* [CHALLENGE] Below are the records; pull every line that includes "повышения".

- - -

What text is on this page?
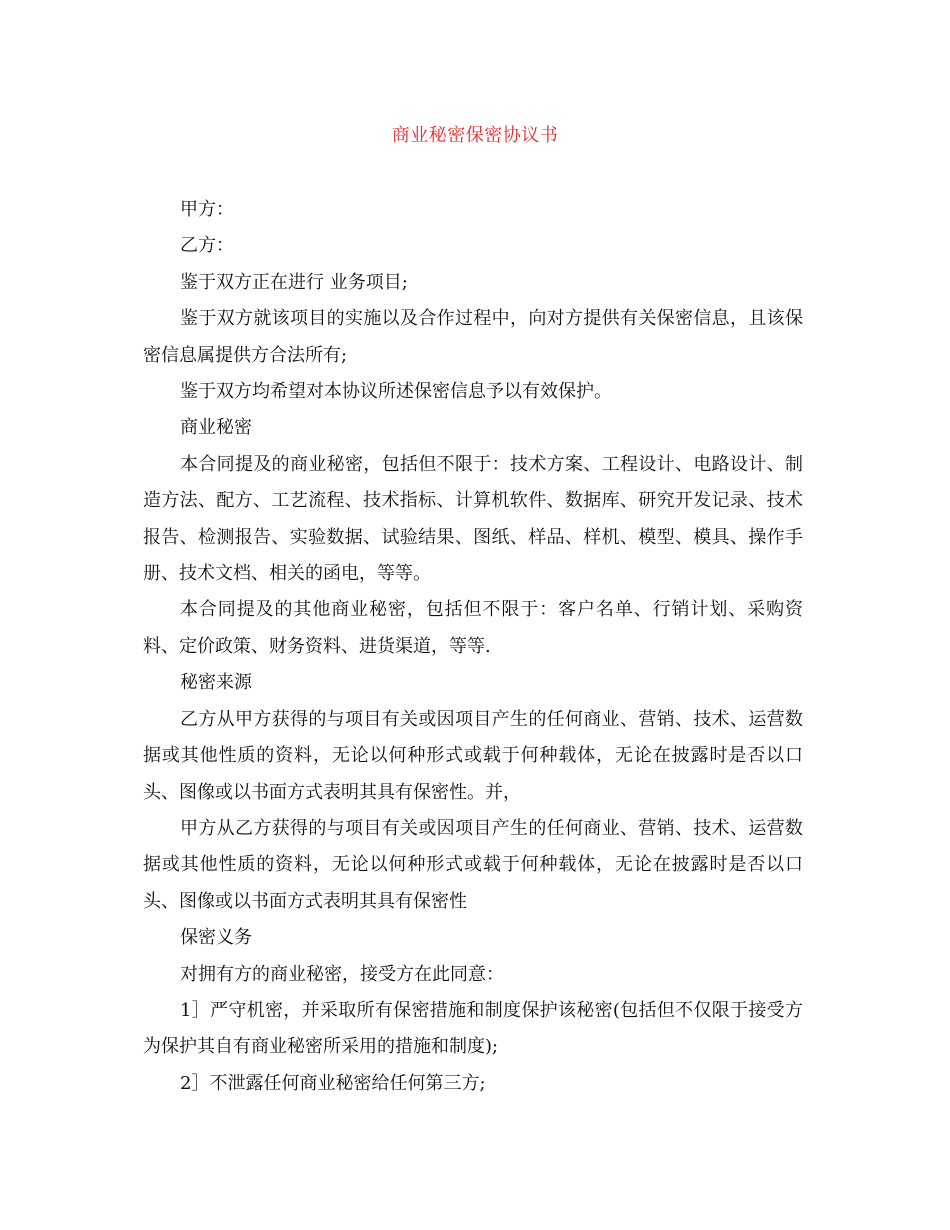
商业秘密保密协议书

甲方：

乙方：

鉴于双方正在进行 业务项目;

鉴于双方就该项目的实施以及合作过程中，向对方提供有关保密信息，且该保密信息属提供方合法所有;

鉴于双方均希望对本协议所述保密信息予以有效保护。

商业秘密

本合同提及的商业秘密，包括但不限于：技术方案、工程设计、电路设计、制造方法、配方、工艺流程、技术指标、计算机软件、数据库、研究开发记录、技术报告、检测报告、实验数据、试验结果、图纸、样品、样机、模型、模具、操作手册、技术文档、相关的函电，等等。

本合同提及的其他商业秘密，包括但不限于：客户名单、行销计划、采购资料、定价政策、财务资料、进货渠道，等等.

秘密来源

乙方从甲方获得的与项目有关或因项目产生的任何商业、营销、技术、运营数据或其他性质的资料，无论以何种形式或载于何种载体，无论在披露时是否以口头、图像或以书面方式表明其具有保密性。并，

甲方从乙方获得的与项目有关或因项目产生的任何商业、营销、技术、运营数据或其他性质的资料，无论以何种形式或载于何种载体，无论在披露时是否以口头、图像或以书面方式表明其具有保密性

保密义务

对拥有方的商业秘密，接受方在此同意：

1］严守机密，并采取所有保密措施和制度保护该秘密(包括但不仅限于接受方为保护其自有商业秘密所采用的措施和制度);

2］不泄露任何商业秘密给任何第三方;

- - -

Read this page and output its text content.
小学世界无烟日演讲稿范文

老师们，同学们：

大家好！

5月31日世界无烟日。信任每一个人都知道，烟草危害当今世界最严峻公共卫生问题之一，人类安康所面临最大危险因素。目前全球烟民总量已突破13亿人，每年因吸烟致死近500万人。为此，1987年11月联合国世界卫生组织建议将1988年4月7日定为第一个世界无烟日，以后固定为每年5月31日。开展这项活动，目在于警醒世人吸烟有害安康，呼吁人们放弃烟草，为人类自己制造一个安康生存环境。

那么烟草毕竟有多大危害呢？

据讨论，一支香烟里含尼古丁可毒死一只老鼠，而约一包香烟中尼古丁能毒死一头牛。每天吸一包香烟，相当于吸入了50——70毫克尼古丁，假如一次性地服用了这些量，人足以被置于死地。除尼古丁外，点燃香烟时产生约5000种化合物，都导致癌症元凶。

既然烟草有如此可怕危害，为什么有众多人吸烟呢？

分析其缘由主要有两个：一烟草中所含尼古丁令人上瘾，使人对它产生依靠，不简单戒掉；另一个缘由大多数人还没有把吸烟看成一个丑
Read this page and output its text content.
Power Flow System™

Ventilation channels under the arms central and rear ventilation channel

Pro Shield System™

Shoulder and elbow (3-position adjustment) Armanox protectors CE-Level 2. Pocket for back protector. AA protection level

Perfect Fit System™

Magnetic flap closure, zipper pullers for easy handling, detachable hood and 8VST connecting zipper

- - -

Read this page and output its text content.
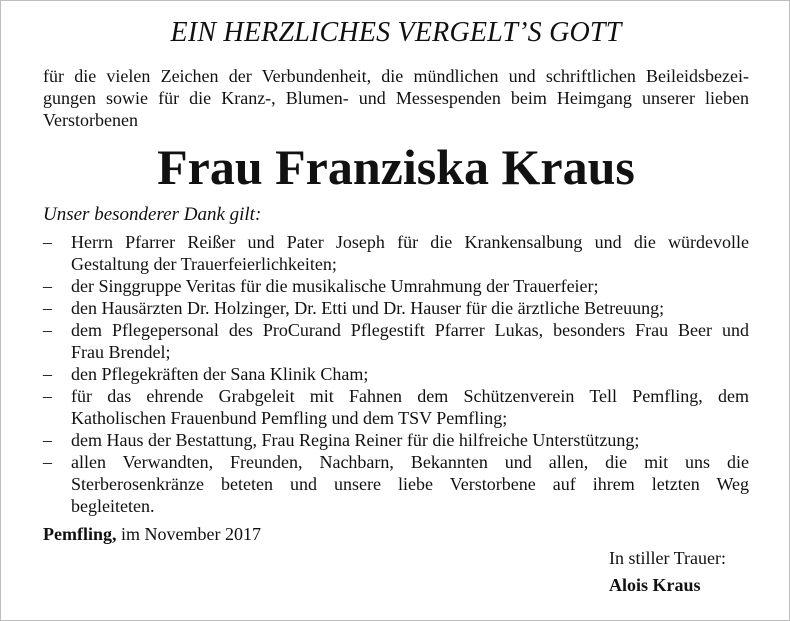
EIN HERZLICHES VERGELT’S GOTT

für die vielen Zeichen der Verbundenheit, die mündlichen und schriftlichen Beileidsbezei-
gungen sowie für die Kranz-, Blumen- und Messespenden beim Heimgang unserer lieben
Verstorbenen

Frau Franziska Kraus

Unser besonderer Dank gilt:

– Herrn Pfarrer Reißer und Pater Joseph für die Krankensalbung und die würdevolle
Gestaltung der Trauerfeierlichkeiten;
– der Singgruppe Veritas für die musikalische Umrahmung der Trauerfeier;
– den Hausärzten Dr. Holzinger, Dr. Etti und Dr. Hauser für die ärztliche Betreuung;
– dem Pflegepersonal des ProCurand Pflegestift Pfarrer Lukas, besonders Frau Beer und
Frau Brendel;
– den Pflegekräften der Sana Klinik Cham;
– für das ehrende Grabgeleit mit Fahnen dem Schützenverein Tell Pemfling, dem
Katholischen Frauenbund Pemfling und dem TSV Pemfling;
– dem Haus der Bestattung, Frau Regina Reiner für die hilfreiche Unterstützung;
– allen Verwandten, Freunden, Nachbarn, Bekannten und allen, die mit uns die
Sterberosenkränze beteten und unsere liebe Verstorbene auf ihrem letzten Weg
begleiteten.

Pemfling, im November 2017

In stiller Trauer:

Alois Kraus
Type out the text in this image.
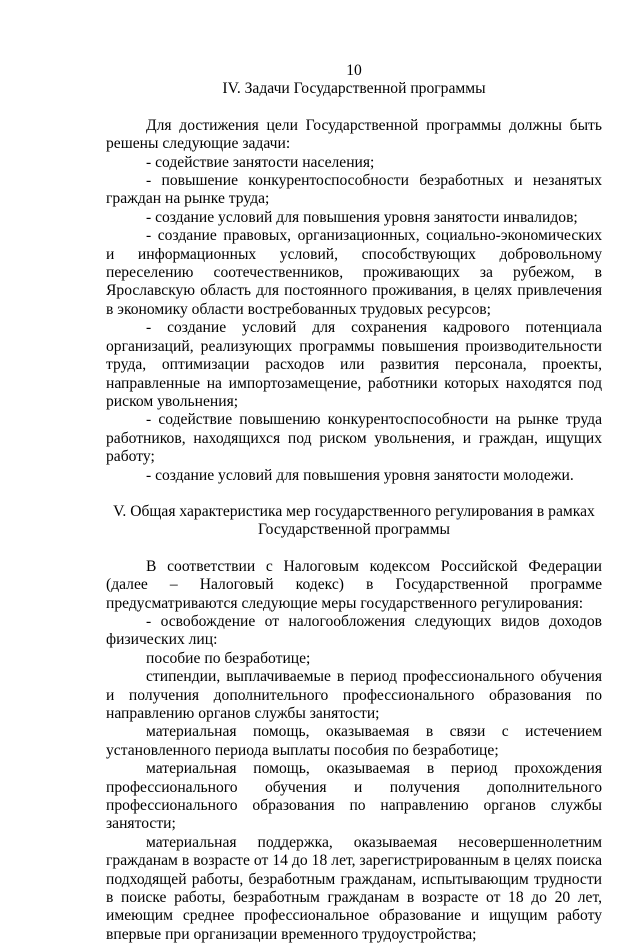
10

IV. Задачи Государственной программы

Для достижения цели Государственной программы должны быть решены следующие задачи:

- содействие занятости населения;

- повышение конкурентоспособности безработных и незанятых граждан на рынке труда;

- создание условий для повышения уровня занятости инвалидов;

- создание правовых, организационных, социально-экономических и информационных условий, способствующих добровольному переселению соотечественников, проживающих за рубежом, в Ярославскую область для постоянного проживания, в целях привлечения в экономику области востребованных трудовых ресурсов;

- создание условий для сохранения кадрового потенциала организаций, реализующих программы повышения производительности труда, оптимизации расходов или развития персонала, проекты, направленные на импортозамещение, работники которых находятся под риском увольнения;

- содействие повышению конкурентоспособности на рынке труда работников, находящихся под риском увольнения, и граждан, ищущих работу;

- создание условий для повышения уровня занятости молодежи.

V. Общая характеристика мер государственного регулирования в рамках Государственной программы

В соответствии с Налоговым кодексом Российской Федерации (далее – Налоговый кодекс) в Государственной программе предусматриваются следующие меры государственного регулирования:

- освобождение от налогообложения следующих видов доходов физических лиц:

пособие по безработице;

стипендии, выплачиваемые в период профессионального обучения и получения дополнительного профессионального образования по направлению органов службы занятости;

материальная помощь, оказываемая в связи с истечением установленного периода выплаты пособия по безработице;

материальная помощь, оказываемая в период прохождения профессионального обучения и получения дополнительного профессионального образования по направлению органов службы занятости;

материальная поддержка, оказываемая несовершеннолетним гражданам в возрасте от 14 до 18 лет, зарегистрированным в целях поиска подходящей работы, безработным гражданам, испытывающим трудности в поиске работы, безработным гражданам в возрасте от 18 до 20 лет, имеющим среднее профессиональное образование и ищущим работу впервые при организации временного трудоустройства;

- - -

* [THE COMPLETED TASK]
- создание условий для повышения уровня занятости инвалидов;
- создание условий для сохранения кадрового потенциала организаций, реализующих программы повышения производительности труда, оптимизации расходов или развития персонала, проекты, направленные на импортозамещение, работники которых находятся под риском увольнения;
- создание условий для повышения уровня занятости молодежи.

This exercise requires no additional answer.